# TRECHO
Maria Bethânia está obsoleta. Foi ela quem o disse, diante de uma plateia de jornalistas reunidos na gafieira Estudantina, no Rio de Janeiro, para o lançamento de seus dois novos discos. A coletiva de imprensa como um todo, aliás, está obsoleta. Os repórteres inclusive. "O mundo passou", observa serena, com os cabelos grisalhos sempre soltos e rebeldes, toda de branco.

Diante dessa constatação, dita sem tristeza, a mais respeitada das cantoras brasileiras vivas reconhece o seu lugar num contexto de ven­­das de disco em queda; pirataria e downloads em alta. Quando mais se começa a pensar (com ou sem razão) que o CD é um formato ultrapassado, Bethânia tira do forno não um, mas dois. Tua sai pela Biscoito Fino, ao mesmo tempo em que lança Encantería por seu próprio selo, o Quitanda.

Bethânia repete a ousadia de 2006, ano em que se desdobrou em dois álbuns, Mar de Sophia e Pirata. "Eu gosto de cantar, então eu canto. A preocupação com a pirataria não é meu trabalho, não", explica, simples assim. Aparentemente. Por­­que o grau de autonomia que a in­­térprete conquistou, em mais de quatro décadas dedicadas à música, é um privilégio de poucos. Ou­­tra como ela, talvez só Marisa Monte e seus CDs Infinito Particular e Universo ao Meu Redor, feitos simultaneamente em 2006. Mas, com a produtividade de Bethânia – que ainda teve fôlego, entre os discos de 2006 e os novos, de gravar Dentro do Mar Tem Rio, além de CD e DVD com Omara Portuondo – só ela.

"A minha fome de cantar é grande. Nasci para isso. É meu ofício, vivo para ele. E ele não me trai, temos um casamento de acordo", contenta-se. Bethânia conquistou, ao criar o Quitanda, a autonomia de fazer o que quer, mas não tudo o que quer. São inúmeras as canções que compositores do país todo mandam para ela, sedentos de uma gravação na voz que os consagrará. A artista diz que ouve tudo, e sobra muito repertório. "Por mim, faria dez discos, mas é caro."

Seu contrato com a Biscoito Fi­­no lhe dá liberdade artística. "A Bis­­coito Fino é pela música, o artista mergulhado no seu elemento", diz ela. Seu mergulho, desta vez, se guiou pelo amor, o mote onipresente em Tua. O sentimento em si, mais do que o ser amado, é o personagem da maior parte das 11 canções. As sonoridades se embrenham ora pelo som regionalista de acento sertanejo, sustentados pelo violão de Jaime Alem, ora por arranjos intimistas, mais minimalistas, levados pelas nuances do piano. Como na faixa de abertura, "É o Amor Outra Vez", de Dori Caymmi e Paulo César Pinheiro. "Parece que sou a Diana Krall", brinca Bethânia.

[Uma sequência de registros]
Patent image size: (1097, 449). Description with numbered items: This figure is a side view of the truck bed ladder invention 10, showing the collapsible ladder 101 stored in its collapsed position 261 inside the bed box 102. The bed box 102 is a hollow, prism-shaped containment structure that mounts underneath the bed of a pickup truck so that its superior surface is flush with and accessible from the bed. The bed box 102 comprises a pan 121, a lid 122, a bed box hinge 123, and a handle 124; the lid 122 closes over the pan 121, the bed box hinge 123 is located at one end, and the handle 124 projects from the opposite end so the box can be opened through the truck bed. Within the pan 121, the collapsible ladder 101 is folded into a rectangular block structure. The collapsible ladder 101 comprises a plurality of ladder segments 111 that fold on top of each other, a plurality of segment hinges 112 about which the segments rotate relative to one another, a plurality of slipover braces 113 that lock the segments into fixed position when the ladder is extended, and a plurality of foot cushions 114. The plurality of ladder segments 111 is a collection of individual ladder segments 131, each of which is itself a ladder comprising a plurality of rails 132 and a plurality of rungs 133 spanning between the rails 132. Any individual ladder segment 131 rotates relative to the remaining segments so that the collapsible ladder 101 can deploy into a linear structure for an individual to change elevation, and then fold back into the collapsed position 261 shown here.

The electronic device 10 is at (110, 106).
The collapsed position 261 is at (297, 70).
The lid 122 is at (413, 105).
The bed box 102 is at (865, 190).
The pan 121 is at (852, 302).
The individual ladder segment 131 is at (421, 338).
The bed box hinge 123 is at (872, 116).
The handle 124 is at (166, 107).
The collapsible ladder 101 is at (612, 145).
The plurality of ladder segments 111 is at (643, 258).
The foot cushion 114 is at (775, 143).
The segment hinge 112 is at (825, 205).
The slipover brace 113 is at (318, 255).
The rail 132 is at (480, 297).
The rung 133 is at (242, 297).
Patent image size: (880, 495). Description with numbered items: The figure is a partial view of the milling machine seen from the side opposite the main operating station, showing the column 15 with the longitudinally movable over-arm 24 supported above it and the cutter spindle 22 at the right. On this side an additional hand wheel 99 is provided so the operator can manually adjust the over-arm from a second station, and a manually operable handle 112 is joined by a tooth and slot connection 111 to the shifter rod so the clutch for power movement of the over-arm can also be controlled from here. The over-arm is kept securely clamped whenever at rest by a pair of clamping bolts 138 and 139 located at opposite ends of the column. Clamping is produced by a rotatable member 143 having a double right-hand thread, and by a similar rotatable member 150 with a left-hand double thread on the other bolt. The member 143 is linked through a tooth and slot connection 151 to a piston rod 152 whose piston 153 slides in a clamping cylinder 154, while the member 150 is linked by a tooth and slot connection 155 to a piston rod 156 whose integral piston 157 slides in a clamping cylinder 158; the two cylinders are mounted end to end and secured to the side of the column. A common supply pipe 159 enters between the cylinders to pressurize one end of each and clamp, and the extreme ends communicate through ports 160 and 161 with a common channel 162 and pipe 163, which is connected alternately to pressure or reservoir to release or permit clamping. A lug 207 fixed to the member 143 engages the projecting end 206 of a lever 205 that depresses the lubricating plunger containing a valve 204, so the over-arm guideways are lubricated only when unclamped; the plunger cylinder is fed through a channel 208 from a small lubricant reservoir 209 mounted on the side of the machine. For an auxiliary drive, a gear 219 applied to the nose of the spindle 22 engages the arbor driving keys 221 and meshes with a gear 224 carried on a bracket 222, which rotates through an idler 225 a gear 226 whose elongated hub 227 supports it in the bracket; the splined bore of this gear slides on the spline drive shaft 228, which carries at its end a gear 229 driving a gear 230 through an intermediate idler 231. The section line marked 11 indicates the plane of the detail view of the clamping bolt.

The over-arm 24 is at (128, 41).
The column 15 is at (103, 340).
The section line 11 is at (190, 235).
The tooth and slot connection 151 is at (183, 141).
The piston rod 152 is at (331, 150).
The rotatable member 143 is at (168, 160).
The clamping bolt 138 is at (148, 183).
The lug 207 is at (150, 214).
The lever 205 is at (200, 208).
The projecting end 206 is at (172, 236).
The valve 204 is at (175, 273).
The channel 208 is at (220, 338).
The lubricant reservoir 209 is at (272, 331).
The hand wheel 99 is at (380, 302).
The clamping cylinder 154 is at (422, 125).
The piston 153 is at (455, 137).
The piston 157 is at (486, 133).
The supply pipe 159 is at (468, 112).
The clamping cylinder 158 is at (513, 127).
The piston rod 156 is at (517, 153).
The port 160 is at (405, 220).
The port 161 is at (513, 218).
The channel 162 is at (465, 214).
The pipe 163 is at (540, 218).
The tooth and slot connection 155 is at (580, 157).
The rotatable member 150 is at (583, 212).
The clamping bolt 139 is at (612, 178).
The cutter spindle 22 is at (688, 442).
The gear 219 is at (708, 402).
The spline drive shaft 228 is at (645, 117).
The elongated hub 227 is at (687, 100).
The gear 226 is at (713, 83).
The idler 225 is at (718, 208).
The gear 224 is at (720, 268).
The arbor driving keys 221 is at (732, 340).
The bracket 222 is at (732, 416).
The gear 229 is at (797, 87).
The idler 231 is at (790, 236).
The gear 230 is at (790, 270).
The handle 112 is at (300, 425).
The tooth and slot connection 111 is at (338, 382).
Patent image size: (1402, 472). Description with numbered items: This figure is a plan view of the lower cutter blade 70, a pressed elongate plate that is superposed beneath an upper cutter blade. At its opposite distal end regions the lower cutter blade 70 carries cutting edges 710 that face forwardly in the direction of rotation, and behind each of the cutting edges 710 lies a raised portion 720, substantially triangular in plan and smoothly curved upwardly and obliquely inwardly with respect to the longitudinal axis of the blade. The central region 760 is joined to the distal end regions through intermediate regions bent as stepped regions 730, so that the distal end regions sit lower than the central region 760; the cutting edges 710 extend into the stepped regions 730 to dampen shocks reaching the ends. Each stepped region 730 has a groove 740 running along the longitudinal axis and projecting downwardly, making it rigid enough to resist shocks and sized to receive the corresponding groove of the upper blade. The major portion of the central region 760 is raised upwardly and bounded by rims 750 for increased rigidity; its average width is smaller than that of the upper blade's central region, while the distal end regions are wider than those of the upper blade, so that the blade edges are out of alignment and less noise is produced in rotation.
---
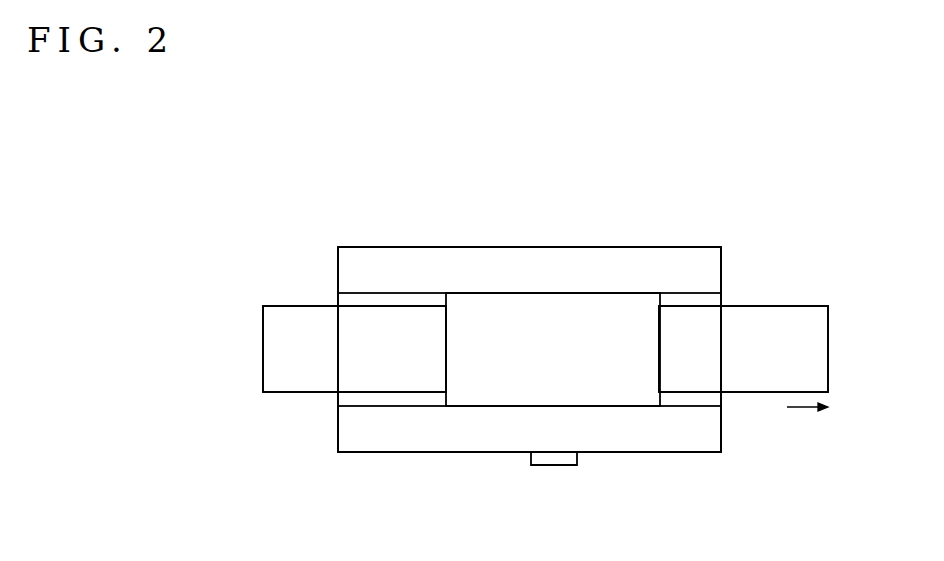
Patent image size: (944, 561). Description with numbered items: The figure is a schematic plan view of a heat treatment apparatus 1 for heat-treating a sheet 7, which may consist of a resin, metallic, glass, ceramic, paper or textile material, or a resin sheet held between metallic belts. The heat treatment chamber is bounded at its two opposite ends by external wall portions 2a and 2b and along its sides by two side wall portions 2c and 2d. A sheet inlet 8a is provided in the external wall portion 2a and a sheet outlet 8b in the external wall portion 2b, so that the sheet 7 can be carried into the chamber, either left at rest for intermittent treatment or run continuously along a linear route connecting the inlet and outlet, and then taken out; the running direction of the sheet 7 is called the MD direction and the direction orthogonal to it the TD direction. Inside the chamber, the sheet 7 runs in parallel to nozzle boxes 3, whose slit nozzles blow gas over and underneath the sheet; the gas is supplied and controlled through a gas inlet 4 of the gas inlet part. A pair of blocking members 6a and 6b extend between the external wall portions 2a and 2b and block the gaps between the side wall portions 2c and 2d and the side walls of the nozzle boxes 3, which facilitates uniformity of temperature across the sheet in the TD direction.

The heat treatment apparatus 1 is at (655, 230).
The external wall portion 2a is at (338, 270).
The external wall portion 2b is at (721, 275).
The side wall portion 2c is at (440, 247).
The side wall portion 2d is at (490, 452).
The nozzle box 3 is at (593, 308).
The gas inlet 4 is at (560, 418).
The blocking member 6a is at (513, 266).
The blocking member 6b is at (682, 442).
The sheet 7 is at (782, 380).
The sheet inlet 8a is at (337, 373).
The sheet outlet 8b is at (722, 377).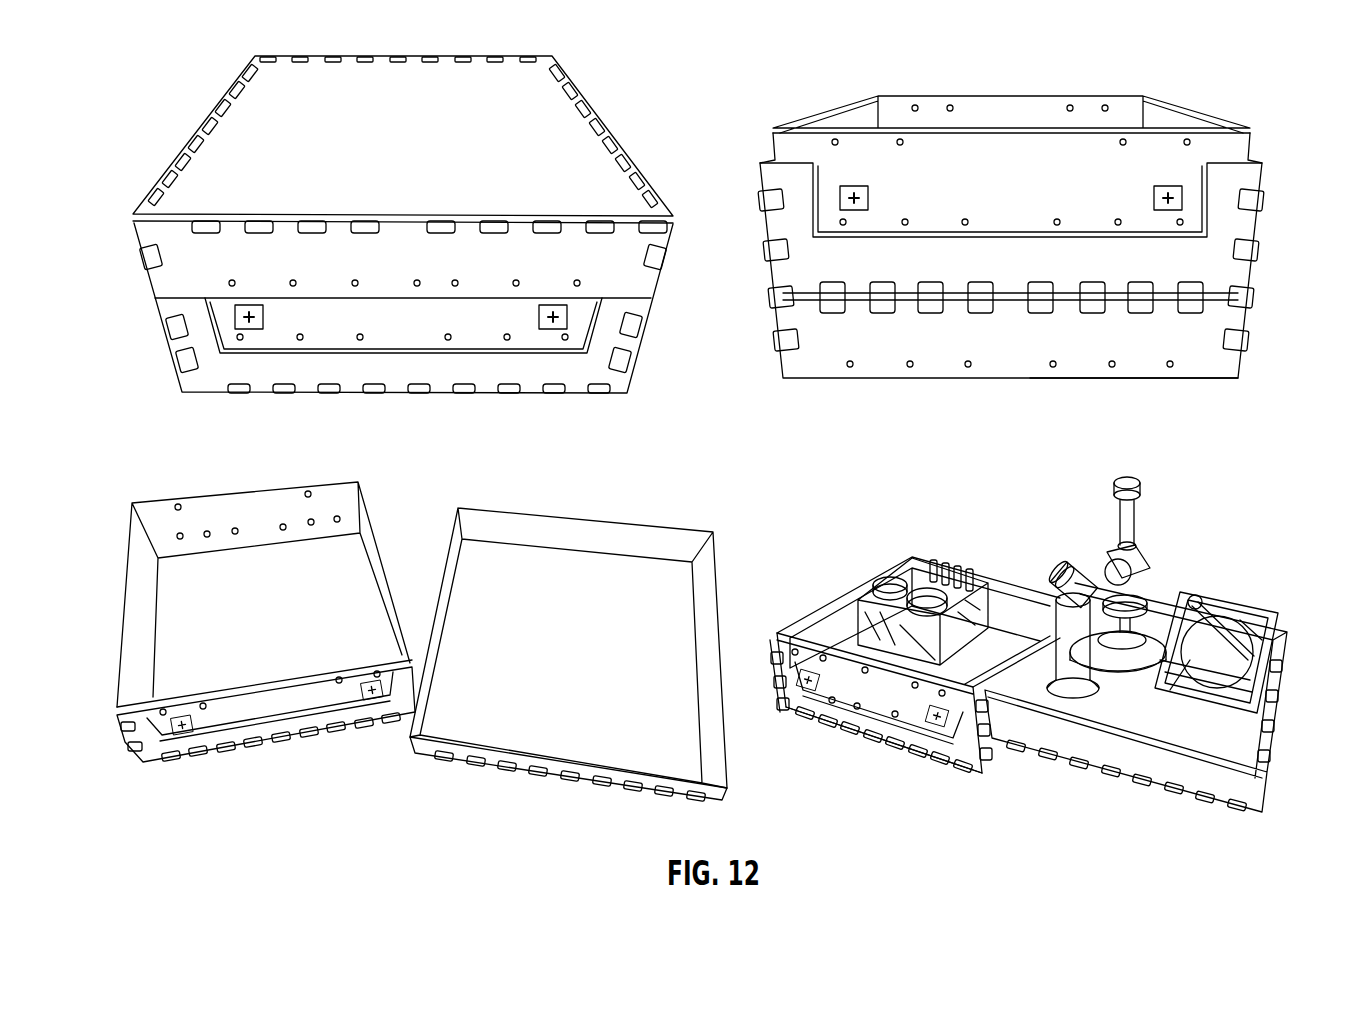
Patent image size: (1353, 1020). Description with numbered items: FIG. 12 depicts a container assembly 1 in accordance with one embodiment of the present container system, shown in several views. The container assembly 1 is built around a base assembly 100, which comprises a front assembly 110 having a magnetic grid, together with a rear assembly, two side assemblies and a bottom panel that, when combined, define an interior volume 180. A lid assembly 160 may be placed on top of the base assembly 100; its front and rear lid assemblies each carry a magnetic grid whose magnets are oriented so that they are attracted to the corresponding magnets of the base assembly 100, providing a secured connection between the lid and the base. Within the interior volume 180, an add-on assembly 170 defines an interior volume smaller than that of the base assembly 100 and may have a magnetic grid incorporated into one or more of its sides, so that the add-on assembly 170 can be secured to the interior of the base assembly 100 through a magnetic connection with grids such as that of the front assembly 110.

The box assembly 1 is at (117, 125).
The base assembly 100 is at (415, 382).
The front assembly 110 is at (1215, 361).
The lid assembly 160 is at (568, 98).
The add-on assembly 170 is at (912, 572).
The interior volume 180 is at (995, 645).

# INSTRUÇÕES A SEGUIR
Segundo o trecho sobre Maria Bethânia, por qual selo sai o disco Encantería? Os registros não têm relação com o trecho.

# RESULTADO DO EXERCÍCIO
Pelo Quitanda, o selo próprio de Bethânia.